» **Aim of the task**:
Reproduce the records below exactly as they appear.

» **Data provided**:

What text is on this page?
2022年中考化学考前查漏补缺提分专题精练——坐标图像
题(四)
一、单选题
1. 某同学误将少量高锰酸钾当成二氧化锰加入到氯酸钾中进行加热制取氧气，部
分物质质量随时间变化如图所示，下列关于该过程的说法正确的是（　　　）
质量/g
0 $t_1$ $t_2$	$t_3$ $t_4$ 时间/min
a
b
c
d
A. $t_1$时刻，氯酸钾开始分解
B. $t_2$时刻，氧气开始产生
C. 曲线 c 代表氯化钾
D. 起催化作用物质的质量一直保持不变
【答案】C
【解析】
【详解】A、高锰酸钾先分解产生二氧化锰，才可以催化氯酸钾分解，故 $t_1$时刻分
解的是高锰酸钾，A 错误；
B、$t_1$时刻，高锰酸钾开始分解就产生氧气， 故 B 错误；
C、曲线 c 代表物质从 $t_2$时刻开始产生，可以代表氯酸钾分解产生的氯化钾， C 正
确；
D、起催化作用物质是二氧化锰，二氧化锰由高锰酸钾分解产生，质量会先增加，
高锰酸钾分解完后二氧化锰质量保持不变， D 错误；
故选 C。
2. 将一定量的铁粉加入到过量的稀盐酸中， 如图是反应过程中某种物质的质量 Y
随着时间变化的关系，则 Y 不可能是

» **The solution**:
What text is on this page?
2022年中考化学考前查漏补缺提分专题精练——坐标图像
题(四)
一、单选题
1. 某同学误将少量高锰酸钾当成二氧化锰加入到氯酸钾中进行加热制取氧气，部
分物质质量随时间变化如图所示，下列关于该过程的说法正确的是（　　　）
质量/g
0 $t_1$ $t_2$	$t_3$ $t_4$ 时间/min
a
b
c
d
A. $t_1$时刻，氯酸钾开始分解
B. $t_2$时刻，氧气开始产生
C. 曲线 c 代表氯化钾
D. 起催化作用物质的质量一直保持不变
【答案】C
【解析】
【详解】A、高锰酸钾先分解产生二氧化锰，才可以催化氯酸钾分解，故 $t_1$时刻分
解的是高锰酸钾，A 错误；
B、$t_1$时刻，高锰酸钾开始分解就产生氧气， 故 B 错误；
C、曲线 c 代表物质从 $t_2$时刻开始产生，可以代表氯酸钾分解产生的氯化钾， C 正
确；
D、起催化作用物质是二氧化锰，二氧化锰由高锰酸钾分解产生，质量会先增加，
高锰酸钾分解完后二氧化锰质量保持不变， D 错误；
故选 C。
2. 将一定量的铁粉加入到过量的稀盐酸中， 如图是反应过程中某种物质的质量 Y
随着时间变化的关系，则 Y 不可能是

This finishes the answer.